• INPUT DATA
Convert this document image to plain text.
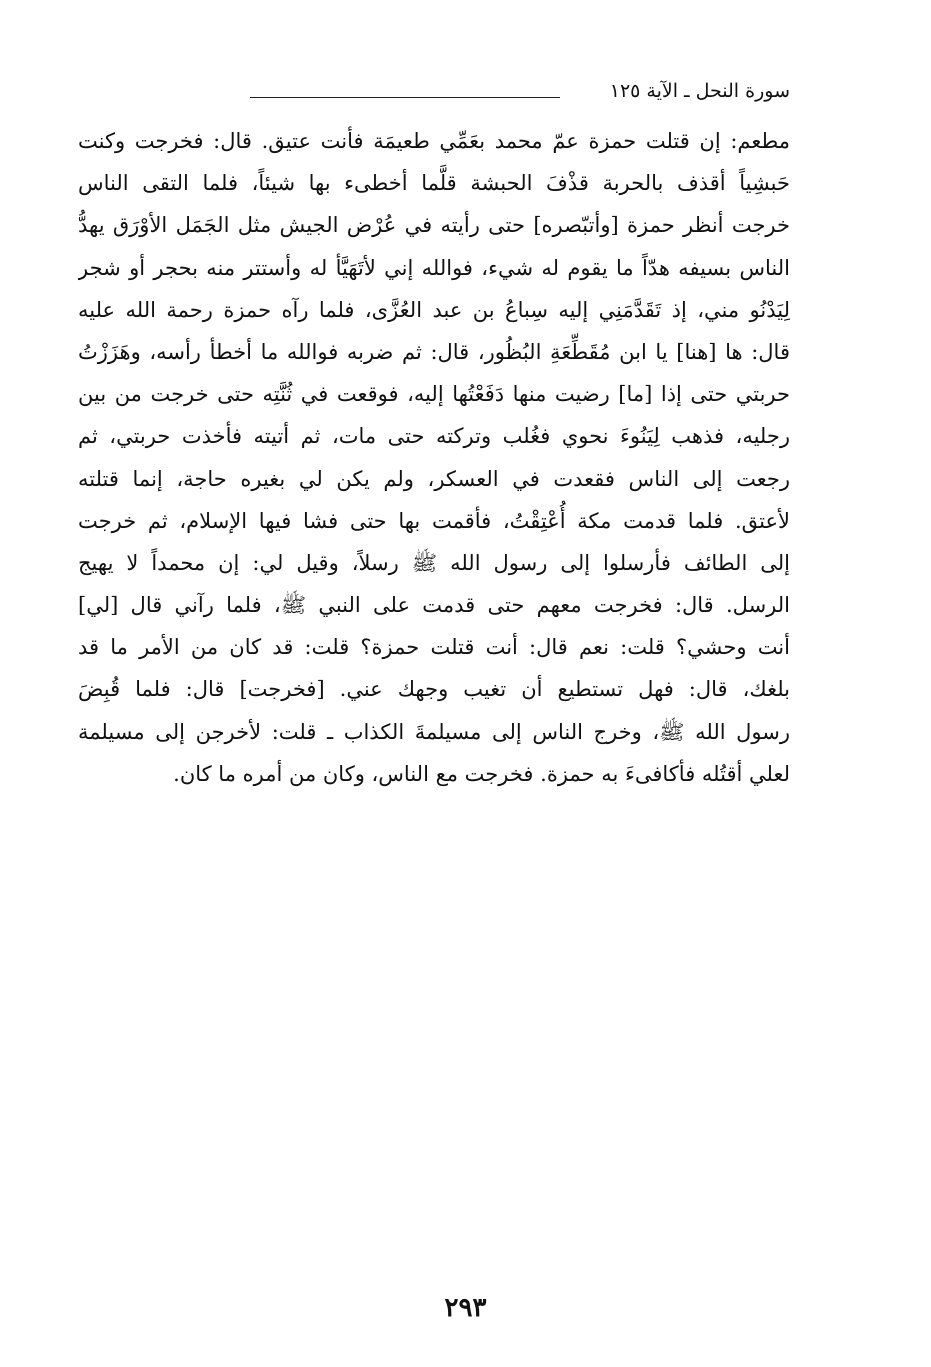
سورة النحل ـ الآية ١٢٥
مطعم: إن قتلت حمزة عمّ محمد بعَمِّي طعيمَة فأنت عتيق. قال: فخرجت وكنت
حَبشِياً أقذف بالحربة قذْفَ الحبشة قلَّما أخطىء بها شيئاً، فلما التقى الناس
خرجت أنظر حمزة [وأتبّصره] حتى رأيته في عُرْض الجيش مثل الجَمَل الأوْرَق يهدُّ
الناس بسيفه هدّاً ما يقوم له شيء، فوالله إني لأتَهَيَّأ له وأستتر منه بحجر أو شجر
لِيَدْنُو مني، إذ تَقَدَّمَنِي إليه سِباعُ بن عبد العُزَّى، فلما رآه حمزة رحمة الله عليه
قال: ها [هنا] يا ابن مُقَطِّعَةِ البُظُور، قال: ثم ضربه فوالله ما أخطأ رأسه، وهَزَزْتُ
حربتي حتى إذا [ما] رضيت منها دَفَعْتُها إليه، فوقعت في ثُنَّتِه حتى خرجت من بين
رجليه، فذهب لِيَنُوءَ نحوي فغُلب وتركته حتى مات، ثم أتيته فأخذت حربتي، ثم
رجعت إلى الناس فقعدت في العسكر، ولم يكن لي بغيره حاجة، إنما قتلته
لأعتق. فلما قدمت مكة أُعْتِقْتُ، فأقمت بها حتى فشا فيها الإسلام، ثم خرجت
إلى الطائف فأرسلوا إلى رسول الله ﷺ رسلاً، وقيل لي: إن محمداً لا يهيج
الرسل. قال: فخرجت معهم حتى قدمت على النبي ﷺ، فلما رآني قال [لي]
أنت وحشي؟ قلت: نعم قال: أنت قتلت حمزة؟ قلت: قد كان من الأمر ما قد
بلغك، قال: فهل تستطيع أن تغيب وجهك عني. [فخرجت] قال: فلما قُبِضَ
رسول الله ﷺ، وخرج الناس إلى مسيلمةَ الكذاب ـ قلت: لأخرجن إلى مسيلمة
لعلي أقتُله فأكافىءَ به حمزة. فخرجت مع الناس، وكان من أمره ما كان.
٢٩٣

• SHORT EXERCISE
Your job is to transcribe the entries above exactly; skip the pictures.

• TASK RESULT
Convert this document image to plain text.
سورة النحل ـ الآية ١٢٥
مطعم: إن قتلت حمزة عمّ محمد بعَمِّي طعيمَة فأنت عتيق. قال: فخرجت وكنت
حَبشِياً أقذف بالحربة قذْفَ الحبشة قلَّما أخطىء بها شيئاً، فلما التقى الناس
خرجت أنظر حمزة [وأتبّصره] حتى رأيته في عُرْض الجيش مثل الجَمَل الأوْرَق يهدُّ
الناس بسيفه هدّاً ما يقوم له شيء، فوالله إني لأتَهَيَّأ له وأستتر منه بحجر أو شجر
لِيَدْنُو مني، إذ تَقَدَّمَنِي إليه سِباعُ بن عبد العُزَّى، فلما رآه حمزة رحمة الله عليه
قال: ها [هنا] يا ابن مُقَطِّعَةِ البُظُور، قال: ثم ضربه فوالله ما أخطأ رأسه، وهَزَزْتُ
حربتي حتى إذا [ما] رضيت منها دَفَعْتُها إليه، فوقعت في ثُنَّتِه حتى خرجت من بين
رجليه، فذهب لِيَنُوءَ نحوي فغُلب وتركته حتى مات، ثم أتيته فأخذت حربتي، ثم
رجعت إلى الناس فقعدت في العسكر، ولم يكن لي بغيره حاجة، إنما قتلته
لأعتق. فلما قدمت مكة أُعْتِقْتُ، فأقمت بها حتى فشا فيها الإسلام، ثم خرجت
إلى الطائف فأرسلوا إلى رسول الله ﷺ رسلاً، وقيل لي: إن محمداً لا يهيج
الرسل. قال: فخرجت معهم حتى قدمت على النبي ﷺ، فلما رآني قال [لي]
أنت وحشي؟ قلت: نعم قال: أنت قتلت حمزة؟ قلت: قد كان من الأمر ما قد
بلغك، قال: فهل تستطيع أن تغيب وجهك عني. [فخرجت] قال: فلما قُبِضَ
رسول الله ﷺ، وخرج الناس إلى مسيلمةَ الكذاب ـ قلت: لأخرجن إلى مسيلمة
لعلي أقتُله فأكافىءَ به حمزة. فخرجت مع الناس، وكان من أمره ما كان.
٢٩٣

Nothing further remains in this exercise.